--- Begin ---

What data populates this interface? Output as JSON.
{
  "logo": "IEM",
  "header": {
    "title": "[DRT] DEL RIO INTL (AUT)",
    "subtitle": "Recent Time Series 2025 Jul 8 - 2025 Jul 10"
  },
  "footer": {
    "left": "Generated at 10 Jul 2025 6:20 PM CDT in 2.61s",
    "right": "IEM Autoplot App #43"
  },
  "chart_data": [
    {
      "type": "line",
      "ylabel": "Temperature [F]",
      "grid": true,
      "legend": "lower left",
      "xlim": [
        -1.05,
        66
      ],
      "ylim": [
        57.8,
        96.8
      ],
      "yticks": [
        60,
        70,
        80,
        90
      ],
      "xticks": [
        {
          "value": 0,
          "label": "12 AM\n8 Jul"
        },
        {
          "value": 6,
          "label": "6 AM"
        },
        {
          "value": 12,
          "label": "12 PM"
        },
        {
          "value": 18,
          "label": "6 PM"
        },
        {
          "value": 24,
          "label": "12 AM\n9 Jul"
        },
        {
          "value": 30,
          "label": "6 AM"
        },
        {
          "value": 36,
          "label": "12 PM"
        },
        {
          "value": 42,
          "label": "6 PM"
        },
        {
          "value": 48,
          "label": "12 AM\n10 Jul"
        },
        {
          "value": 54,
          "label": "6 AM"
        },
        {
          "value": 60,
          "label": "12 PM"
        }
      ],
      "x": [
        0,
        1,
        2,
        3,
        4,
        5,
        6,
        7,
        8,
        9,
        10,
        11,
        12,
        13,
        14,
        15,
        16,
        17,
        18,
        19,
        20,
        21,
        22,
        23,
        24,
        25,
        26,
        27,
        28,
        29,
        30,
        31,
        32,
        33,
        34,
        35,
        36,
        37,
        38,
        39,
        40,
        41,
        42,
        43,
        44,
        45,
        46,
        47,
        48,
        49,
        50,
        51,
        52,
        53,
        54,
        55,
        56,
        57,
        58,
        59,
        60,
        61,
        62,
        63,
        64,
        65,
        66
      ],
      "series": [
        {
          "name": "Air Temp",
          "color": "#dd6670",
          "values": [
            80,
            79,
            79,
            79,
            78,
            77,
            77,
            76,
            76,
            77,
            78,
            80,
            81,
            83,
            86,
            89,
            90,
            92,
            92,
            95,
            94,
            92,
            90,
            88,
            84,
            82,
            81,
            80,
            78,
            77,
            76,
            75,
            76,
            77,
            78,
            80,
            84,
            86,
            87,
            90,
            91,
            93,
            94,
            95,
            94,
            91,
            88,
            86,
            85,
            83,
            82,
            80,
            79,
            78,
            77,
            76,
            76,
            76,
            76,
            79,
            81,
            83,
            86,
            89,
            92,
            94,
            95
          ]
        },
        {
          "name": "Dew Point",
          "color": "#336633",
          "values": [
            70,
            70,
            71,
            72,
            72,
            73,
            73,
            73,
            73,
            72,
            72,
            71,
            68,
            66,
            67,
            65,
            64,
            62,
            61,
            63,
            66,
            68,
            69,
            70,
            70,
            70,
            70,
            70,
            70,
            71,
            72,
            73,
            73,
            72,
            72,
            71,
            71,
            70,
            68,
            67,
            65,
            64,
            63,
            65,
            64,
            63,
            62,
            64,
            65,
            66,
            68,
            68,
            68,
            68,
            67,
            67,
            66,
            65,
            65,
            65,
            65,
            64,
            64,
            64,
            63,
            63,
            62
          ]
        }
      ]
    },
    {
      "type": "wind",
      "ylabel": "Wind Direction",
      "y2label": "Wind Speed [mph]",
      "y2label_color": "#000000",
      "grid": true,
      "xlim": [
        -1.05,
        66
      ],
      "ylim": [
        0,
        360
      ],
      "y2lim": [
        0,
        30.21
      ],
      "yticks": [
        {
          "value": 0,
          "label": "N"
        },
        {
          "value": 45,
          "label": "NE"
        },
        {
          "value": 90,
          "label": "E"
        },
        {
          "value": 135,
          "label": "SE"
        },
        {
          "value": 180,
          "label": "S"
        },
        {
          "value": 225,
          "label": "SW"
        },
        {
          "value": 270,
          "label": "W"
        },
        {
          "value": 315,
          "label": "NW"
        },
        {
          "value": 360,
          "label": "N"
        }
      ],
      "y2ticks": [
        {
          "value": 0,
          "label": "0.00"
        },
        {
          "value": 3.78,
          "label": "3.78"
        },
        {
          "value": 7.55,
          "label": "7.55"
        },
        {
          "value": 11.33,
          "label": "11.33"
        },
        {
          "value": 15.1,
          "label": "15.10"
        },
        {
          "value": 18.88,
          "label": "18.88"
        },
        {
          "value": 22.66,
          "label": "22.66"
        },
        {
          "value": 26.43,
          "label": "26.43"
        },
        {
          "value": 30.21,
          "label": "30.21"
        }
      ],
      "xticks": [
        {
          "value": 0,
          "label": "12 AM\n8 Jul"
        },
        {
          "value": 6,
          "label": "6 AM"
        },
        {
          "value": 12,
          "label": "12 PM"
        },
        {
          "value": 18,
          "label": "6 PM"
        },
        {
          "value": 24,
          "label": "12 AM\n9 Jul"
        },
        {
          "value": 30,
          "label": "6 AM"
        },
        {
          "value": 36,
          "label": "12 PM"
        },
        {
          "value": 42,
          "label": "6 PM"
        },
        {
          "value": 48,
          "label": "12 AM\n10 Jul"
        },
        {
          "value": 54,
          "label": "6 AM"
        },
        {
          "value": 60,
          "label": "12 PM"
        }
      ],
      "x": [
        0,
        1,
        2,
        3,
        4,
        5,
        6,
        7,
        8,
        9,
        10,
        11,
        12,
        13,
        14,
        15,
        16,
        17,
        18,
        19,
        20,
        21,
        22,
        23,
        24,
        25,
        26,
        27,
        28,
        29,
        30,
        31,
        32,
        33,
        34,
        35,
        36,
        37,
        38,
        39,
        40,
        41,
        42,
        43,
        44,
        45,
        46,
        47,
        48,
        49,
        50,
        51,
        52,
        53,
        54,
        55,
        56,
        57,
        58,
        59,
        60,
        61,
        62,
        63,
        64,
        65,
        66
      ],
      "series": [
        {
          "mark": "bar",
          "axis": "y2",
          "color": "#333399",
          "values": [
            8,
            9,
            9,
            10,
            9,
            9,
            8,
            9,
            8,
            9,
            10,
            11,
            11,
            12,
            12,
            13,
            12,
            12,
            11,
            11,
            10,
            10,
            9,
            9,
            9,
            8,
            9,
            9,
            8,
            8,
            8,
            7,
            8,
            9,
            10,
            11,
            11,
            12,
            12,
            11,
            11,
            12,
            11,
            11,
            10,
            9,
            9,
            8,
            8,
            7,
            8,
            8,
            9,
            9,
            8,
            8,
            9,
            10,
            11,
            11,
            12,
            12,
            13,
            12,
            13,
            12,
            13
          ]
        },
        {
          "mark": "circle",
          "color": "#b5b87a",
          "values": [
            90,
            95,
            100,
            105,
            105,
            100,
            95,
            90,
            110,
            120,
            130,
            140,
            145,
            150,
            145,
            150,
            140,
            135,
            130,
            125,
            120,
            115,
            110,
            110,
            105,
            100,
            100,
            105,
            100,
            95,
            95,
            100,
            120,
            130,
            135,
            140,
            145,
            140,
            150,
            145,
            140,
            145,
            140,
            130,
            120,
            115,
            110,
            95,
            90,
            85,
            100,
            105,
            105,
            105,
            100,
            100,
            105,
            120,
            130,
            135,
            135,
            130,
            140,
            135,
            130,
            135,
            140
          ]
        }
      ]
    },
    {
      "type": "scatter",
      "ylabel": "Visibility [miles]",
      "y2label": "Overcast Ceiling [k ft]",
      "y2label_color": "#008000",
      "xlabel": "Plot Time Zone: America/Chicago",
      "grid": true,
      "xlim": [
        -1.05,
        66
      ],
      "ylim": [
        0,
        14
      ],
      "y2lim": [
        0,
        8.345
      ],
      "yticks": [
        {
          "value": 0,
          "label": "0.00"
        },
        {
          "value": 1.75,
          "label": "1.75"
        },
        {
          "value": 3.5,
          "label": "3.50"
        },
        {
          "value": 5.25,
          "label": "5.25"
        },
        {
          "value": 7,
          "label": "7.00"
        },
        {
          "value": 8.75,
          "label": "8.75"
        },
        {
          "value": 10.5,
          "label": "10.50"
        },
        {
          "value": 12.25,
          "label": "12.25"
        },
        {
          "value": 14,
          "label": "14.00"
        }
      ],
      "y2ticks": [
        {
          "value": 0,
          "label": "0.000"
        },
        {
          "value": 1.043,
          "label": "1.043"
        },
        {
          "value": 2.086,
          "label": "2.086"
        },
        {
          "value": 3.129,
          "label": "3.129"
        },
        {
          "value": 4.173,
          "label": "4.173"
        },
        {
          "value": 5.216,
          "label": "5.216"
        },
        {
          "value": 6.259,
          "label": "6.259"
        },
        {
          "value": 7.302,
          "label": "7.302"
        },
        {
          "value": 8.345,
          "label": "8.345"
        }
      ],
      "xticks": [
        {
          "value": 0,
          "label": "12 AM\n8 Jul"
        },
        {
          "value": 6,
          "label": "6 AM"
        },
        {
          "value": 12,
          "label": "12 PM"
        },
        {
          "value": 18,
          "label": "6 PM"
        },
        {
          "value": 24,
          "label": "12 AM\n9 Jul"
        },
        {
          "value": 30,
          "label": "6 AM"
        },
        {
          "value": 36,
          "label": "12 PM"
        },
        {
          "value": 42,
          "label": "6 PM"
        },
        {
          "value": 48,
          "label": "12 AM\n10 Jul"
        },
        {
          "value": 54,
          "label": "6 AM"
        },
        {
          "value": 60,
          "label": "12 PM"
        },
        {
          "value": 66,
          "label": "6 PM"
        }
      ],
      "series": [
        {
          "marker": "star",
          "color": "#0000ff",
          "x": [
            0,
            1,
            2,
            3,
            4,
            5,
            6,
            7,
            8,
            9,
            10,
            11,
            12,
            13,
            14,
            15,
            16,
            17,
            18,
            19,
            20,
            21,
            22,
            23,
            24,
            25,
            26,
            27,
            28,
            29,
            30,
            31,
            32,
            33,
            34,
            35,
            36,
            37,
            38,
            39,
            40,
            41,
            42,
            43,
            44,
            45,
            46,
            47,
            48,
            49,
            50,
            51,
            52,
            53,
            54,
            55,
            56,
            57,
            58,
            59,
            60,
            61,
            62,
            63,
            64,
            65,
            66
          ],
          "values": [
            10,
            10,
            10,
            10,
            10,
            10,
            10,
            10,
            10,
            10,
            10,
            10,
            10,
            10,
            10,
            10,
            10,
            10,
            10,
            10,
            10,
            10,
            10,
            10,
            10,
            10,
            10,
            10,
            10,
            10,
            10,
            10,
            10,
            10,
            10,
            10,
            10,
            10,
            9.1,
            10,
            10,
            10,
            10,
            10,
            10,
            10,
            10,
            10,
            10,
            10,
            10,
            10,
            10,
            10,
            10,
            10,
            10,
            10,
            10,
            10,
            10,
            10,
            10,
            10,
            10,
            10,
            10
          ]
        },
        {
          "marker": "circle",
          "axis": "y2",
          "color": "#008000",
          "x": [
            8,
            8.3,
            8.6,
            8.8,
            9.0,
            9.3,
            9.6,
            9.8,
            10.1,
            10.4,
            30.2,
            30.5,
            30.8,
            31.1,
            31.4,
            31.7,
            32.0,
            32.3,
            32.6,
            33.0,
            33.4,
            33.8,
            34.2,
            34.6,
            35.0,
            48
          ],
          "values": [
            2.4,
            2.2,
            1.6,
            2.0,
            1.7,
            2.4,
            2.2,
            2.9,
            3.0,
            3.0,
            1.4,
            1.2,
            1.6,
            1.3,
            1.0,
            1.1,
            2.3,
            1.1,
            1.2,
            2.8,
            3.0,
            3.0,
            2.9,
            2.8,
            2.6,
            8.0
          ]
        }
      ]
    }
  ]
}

--- End ---

**EXERCISE DESCRIPTION**
Return all lines of the material above in which the word "ylabel" occurs.

**SOLVED PROBLEM**
      "ylabel": "Temperature [F]",
      "ylabel": "Wind Direction",
      "ylabel": "Visibility [miles]",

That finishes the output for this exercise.